Data records
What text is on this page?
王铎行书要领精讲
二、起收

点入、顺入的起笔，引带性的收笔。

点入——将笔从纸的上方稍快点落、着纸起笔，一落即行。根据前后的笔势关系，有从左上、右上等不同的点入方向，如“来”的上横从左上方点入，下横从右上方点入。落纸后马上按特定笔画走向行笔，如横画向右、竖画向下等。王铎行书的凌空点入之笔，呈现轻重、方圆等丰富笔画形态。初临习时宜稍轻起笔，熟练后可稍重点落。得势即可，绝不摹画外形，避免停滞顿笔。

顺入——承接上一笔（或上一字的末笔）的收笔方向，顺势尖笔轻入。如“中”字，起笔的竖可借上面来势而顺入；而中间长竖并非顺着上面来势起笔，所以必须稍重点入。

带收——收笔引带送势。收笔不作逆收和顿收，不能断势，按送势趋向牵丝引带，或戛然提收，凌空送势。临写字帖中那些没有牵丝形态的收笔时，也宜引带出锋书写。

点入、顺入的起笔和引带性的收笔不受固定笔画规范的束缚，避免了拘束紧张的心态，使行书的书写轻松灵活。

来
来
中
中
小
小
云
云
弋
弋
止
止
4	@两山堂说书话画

### WHAT IS REQUIRED
Transcribe each entry exactly.

### SOLUTION TO THIS EXERCISE
What text is on this page?
王铎行书要领精讲
二、起收

点入、顺入的起笔，引带性的收笔。

点入——将笔从纸的上方稍快点落、着纸起笔，一落即行。根据前后的笔势关系，有从左上、右上等不同的点入方向，如“来”的上横从左上方点入，下横从右上方点入。落纸后马上按特定笔画走向行笔，如横画向右、竖画向下等。王铎行书的凌空点入之笔，呈现轻重、方圆等丰富笔画形态。初临习时宜稍轻起笔，熟练后可稍重点落。得势即可，绝不摹画外形，避免停滞顿笔。

顺入——承接上一笔（或上一字的末笔）的收笔方向，顺势尖笔轻入。如“中”字，起笔的竖可借上面来势而顺入；而中间长竖并非顺着上面来势起笔，所以必须稍重点入。

带收——收笔引带送势。收笔不作逆收和顿收，不能断势，按送势趋向牵丝引带，或戛然提收，凌空送势。临写字帖中那些没有牵丝形态的收笔时，也宜引带出锋书写。

点入、顺入的起笔和引带性的收笔不受固定笔画规范的束缚，避免了拘束紧张的心态，使行书的书写轻松灵活。

来
来
中
中
小
小
云
云
弋
弋
止
止
4	@两山堂说书话画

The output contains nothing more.